Stored items:
== == ==

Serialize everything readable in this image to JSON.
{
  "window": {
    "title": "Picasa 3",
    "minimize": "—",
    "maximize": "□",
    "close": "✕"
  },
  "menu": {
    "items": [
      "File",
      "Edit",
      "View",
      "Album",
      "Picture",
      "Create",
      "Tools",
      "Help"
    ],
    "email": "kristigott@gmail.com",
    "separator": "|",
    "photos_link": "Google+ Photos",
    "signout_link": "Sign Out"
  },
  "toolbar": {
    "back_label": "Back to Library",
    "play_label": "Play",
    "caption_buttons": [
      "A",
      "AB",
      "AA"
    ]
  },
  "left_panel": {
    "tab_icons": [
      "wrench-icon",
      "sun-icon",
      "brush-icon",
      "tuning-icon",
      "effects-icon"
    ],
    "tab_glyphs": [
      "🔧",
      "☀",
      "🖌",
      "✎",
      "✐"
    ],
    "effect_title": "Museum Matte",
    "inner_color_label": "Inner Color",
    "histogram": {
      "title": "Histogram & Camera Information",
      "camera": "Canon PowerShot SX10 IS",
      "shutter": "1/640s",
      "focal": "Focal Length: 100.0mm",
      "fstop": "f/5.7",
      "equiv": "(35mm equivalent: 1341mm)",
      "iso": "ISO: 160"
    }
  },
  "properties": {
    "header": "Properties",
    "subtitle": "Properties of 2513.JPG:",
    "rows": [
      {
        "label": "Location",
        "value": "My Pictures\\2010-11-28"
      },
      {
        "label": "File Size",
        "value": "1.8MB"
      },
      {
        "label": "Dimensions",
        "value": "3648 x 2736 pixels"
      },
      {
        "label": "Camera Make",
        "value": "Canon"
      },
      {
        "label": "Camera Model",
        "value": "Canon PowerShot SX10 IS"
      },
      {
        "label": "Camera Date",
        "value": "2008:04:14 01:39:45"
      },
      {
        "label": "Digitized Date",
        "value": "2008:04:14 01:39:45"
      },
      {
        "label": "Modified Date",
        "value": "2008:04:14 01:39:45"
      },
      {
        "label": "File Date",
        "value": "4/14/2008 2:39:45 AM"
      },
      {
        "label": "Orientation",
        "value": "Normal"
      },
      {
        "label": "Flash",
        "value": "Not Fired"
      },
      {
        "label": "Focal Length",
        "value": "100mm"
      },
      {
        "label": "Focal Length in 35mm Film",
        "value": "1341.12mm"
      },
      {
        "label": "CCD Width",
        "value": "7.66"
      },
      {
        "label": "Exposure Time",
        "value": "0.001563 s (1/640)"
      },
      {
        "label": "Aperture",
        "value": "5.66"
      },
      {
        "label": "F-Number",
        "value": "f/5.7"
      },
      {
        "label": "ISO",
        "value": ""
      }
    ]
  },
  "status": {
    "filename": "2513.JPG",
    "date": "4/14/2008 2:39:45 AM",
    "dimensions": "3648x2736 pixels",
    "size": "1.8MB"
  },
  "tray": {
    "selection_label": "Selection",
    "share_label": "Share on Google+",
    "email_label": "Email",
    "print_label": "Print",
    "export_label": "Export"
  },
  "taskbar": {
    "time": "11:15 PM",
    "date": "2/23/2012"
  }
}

== == ==

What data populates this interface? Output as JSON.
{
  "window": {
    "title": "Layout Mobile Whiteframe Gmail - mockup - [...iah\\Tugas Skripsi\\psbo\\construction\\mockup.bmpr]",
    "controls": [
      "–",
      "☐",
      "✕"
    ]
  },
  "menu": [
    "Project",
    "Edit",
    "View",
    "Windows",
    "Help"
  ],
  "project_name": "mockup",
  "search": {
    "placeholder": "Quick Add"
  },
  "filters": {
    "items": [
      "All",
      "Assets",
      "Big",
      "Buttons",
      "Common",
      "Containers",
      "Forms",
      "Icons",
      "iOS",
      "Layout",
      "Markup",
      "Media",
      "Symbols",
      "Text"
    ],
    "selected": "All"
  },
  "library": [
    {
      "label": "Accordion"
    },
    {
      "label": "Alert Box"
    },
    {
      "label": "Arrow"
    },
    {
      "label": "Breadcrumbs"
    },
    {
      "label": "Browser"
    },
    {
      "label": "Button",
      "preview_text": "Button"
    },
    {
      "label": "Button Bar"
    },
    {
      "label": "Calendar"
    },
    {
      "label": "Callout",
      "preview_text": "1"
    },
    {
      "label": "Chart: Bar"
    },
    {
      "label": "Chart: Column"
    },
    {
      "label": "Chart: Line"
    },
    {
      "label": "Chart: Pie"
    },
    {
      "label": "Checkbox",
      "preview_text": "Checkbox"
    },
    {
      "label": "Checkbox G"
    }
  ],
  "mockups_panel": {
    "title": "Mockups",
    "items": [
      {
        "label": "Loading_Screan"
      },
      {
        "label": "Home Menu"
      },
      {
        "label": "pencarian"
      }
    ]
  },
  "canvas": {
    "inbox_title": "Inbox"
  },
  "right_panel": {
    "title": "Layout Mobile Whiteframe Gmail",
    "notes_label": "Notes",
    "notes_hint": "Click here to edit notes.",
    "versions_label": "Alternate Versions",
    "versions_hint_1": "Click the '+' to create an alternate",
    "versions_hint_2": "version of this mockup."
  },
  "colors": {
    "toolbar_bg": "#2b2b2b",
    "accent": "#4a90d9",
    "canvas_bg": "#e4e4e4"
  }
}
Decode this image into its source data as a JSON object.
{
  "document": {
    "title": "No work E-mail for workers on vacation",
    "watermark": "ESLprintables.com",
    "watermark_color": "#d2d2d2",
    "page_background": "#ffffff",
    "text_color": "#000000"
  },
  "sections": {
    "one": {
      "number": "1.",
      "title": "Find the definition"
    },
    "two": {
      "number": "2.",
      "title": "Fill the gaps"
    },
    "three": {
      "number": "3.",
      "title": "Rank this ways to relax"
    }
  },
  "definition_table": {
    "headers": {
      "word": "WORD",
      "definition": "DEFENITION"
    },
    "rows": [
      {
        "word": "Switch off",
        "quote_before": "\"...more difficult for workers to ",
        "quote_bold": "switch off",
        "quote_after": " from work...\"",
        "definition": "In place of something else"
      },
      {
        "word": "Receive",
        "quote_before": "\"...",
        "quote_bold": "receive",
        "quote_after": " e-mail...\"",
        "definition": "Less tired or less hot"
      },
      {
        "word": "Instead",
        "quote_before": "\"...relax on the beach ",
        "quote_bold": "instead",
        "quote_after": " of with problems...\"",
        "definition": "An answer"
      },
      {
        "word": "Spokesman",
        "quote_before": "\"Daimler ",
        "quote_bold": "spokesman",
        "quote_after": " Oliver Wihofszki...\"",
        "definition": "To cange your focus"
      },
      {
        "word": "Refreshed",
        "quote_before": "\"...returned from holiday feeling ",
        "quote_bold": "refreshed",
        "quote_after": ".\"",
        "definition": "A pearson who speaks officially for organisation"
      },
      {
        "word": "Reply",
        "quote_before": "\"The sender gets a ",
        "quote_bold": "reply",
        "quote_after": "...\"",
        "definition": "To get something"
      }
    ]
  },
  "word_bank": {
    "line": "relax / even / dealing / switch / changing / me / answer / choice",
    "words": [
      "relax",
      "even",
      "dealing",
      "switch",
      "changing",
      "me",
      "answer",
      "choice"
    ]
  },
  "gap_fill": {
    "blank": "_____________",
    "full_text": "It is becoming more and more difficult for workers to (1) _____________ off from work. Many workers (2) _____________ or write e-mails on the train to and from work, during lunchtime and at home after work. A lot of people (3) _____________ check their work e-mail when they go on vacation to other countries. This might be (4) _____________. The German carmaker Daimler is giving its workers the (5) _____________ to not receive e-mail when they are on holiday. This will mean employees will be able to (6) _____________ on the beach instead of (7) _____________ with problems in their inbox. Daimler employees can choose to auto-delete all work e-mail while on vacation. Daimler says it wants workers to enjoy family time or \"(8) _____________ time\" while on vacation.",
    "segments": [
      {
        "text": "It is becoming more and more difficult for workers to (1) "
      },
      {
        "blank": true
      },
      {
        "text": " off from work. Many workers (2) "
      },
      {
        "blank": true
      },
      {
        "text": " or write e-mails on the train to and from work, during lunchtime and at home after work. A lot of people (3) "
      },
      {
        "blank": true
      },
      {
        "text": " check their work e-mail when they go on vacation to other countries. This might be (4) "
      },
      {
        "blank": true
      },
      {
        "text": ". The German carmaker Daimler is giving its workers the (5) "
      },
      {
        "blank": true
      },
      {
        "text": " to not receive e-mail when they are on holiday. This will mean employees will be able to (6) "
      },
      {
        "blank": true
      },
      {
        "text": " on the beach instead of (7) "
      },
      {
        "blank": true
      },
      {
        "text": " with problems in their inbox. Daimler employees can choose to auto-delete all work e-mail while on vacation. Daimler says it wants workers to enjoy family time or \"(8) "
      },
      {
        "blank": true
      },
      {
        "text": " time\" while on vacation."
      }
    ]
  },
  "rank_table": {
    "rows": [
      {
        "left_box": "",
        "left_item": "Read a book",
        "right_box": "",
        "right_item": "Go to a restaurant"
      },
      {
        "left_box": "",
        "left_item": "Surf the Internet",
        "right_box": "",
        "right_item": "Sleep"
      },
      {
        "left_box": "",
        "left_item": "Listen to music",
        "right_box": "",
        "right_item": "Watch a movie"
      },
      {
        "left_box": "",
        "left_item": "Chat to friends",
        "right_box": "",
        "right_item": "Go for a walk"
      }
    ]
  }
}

== == ==

Your task: Where a line in the entries holds "dealing", copy that line.

Written response:
    "line": "relax / even / dealing / switch / changing / me / answer / choice",
      "dealing",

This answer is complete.